■ Task to complete: Where the word "JSON" occurs in a line, return that line.

========================================

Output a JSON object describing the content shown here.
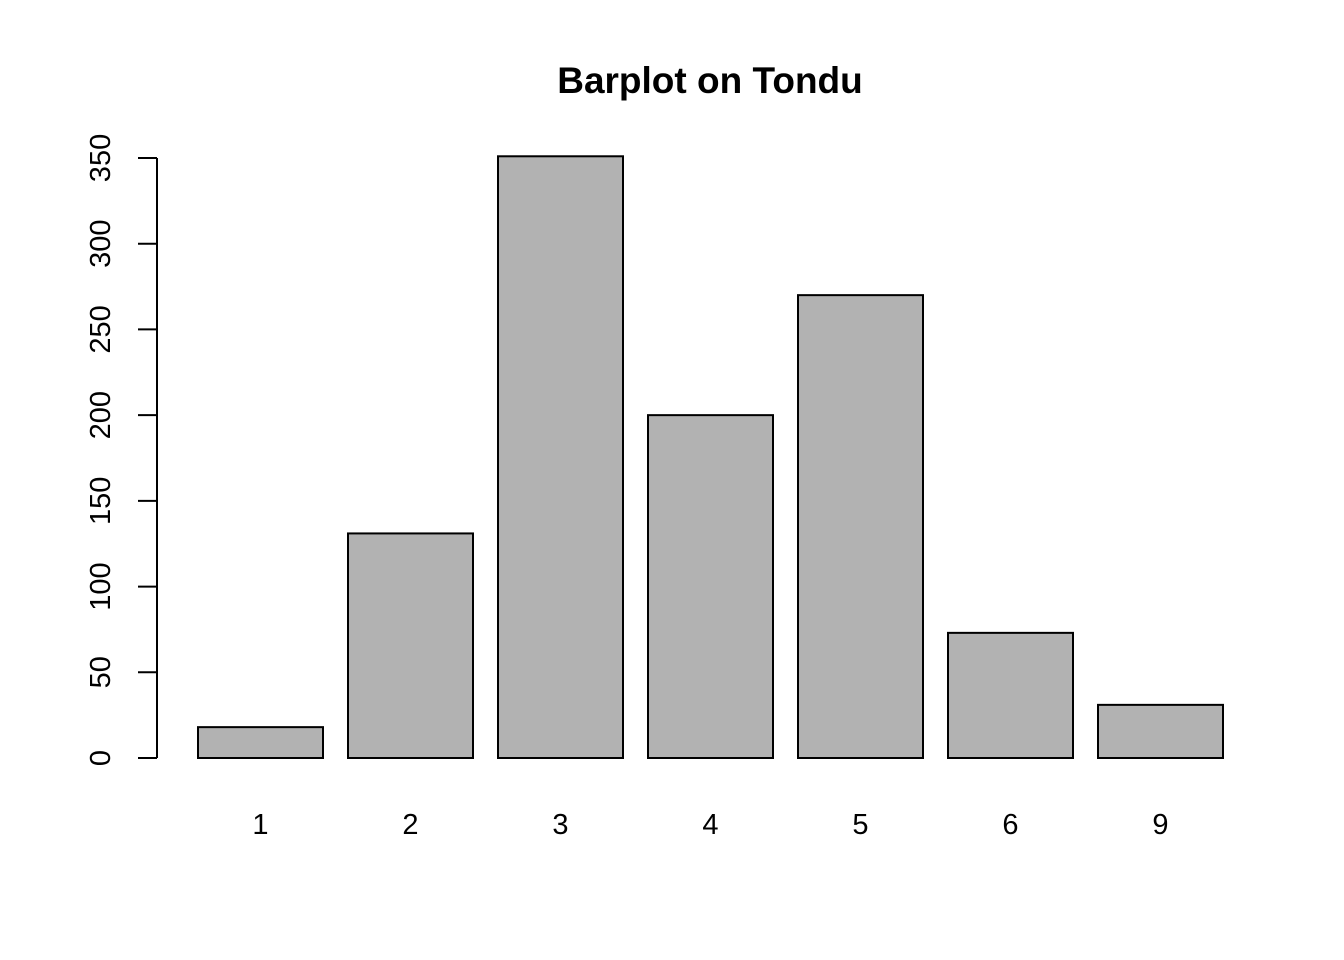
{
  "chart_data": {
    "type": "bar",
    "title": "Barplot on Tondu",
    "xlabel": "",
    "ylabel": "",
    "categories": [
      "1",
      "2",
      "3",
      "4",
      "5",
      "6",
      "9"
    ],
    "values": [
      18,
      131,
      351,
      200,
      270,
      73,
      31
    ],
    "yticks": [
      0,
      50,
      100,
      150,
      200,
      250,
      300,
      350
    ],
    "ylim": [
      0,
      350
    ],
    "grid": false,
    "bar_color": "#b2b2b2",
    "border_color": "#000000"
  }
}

========================================

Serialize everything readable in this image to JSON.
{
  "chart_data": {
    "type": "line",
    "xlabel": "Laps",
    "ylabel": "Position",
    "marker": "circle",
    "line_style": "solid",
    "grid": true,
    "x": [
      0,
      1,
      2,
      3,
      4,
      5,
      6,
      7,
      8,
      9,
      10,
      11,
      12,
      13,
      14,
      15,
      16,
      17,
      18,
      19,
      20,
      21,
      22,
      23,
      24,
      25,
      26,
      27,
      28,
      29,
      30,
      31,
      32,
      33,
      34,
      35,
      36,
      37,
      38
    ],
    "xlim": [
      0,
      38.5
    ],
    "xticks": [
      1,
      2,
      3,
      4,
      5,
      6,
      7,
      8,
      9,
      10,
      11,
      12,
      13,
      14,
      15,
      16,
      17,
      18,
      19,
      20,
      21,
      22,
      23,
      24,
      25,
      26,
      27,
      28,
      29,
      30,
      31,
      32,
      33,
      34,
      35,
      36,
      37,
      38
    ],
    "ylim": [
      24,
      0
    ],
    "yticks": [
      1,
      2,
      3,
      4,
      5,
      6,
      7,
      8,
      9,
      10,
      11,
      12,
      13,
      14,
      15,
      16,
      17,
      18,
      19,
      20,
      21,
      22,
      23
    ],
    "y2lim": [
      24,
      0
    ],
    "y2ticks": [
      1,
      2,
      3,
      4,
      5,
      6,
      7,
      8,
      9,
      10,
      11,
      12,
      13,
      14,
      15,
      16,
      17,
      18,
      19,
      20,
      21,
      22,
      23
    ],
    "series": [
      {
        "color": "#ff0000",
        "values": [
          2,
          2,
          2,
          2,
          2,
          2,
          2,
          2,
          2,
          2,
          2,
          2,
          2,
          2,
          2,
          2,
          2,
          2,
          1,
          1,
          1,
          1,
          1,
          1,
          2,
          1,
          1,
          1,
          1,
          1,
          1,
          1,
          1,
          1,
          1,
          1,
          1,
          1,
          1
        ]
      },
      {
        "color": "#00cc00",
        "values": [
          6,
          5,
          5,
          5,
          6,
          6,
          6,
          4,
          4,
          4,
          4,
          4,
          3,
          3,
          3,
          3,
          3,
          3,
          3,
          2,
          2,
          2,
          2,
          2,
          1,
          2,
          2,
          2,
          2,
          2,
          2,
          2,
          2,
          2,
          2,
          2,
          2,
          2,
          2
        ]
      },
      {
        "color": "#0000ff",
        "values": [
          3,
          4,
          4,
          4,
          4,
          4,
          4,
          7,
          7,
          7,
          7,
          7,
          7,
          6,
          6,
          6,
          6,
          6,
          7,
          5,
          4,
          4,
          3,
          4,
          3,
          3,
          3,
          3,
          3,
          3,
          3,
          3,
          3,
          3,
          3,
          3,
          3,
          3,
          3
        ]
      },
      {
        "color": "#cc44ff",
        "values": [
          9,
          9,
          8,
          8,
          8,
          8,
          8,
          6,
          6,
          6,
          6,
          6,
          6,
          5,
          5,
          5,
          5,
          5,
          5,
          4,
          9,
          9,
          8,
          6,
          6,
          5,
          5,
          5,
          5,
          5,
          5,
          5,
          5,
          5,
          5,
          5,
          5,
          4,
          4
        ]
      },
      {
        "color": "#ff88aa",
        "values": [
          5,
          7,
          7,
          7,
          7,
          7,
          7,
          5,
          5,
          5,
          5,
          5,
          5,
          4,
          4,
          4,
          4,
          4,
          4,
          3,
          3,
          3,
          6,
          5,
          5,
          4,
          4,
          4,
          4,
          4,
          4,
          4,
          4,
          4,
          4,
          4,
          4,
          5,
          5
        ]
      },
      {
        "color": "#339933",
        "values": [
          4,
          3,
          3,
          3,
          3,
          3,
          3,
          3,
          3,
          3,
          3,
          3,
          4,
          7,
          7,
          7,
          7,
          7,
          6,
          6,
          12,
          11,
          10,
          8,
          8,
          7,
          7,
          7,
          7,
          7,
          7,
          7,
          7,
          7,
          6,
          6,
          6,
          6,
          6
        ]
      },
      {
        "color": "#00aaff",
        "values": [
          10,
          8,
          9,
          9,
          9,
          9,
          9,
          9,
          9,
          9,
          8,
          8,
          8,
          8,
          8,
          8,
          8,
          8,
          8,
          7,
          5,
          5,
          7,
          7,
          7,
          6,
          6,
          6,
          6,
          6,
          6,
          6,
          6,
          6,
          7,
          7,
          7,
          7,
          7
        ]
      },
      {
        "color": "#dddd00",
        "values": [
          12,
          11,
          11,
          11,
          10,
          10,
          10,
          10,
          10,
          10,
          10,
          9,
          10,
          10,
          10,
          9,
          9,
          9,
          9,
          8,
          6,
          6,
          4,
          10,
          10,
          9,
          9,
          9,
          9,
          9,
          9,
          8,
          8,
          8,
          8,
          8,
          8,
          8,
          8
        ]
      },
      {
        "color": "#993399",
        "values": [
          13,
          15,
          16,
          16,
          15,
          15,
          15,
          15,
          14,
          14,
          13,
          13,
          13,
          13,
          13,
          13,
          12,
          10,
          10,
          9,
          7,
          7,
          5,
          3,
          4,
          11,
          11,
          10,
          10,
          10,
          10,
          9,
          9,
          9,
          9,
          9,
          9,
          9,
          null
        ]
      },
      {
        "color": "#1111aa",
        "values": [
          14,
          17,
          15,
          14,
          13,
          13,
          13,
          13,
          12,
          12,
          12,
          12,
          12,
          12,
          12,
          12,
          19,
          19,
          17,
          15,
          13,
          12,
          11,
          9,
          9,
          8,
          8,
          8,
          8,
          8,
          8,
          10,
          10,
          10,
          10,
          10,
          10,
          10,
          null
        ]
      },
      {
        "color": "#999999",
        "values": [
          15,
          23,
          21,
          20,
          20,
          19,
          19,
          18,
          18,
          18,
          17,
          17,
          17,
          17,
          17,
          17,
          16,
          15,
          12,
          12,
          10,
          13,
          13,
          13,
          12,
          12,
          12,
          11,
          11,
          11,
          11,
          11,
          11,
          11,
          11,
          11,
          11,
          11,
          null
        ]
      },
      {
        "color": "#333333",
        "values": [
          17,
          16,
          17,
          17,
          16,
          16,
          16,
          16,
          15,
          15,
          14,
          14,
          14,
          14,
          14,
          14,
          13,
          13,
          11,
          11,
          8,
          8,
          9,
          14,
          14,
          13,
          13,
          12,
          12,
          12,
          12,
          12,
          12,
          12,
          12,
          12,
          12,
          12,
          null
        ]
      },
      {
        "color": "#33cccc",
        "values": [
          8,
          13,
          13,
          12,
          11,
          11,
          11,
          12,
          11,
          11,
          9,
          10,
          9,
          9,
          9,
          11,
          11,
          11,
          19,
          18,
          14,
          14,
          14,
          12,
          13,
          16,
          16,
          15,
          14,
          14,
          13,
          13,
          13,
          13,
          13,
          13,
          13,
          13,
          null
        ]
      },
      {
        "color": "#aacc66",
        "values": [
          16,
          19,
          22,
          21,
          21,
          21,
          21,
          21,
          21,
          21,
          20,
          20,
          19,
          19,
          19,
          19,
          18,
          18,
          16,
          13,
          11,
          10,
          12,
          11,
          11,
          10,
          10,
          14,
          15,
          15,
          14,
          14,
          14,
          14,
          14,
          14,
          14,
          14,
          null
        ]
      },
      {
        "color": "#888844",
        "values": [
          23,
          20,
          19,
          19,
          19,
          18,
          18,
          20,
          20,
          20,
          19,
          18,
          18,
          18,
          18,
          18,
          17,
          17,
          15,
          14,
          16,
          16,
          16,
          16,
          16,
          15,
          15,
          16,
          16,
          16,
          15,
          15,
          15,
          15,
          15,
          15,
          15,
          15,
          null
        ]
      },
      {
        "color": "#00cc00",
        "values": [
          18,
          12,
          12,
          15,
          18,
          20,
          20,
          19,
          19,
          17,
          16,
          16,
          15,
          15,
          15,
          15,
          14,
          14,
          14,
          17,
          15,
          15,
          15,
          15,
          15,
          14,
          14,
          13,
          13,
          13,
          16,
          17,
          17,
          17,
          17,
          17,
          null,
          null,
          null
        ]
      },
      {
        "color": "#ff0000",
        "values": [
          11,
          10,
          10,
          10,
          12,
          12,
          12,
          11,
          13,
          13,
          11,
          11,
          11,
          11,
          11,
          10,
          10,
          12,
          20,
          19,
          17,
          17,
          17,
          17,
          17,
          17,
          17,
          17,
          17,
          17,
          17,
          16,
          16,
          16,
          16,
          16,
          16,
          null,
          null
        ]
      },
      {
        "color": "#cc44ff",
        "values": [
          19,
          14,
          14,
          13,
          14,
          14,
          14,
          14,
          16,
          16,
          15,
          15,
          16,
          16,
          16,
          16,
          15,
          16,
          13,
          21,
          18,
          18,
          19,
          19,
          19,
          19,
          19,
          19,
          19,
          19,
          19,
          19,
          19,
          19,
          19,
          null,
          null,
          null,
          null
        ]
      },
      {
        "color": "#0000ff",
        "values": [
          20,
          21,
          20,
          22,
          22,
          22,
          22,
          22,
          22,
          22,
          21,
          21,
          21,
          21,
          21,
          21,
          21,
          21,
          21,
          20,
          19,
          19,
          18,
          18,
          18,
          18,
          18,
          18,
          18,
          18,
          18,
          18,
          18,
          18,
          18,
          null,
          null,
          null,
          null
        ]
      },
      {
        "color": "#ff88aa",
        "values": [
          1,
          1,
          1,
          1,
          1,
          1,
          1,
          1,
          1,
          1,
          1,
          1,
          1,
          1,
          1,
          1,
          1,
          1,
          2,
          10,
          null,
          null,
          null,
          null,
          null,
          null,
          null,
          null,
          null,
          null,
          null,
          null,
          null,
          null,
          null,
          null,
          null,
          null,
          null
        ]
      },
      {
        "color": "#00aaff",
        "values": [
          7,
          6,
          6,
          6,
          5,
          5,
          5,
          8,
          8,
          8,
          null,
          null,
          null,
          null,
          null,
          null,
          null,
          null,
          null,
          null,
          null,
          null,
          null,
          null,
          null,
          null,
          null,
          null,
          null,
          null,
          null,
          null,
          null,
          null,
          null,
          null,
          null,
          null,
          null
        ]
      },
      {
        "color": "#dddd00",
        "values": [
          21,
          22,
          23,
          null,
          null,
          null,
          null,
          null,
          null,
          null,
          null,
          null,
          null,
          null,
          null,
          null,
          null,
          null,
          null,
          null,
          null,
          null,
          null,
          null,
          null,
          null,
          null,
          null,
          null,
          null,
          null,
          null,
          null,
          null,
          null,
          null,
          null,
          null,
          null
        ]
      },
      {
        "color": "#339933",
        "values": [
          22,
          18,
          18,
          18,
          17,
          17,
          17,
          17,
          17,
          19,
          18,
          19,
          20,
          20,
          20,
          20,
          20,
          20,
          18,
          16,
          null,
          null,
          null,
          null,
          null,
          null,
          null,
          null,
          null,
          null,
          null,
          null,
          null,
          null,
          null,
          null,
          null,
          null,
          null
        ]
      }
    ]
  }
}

========================================

■ Response to the task:
Output a JSON object describing the content shown here.
Serialize everything readable in this image to JSON.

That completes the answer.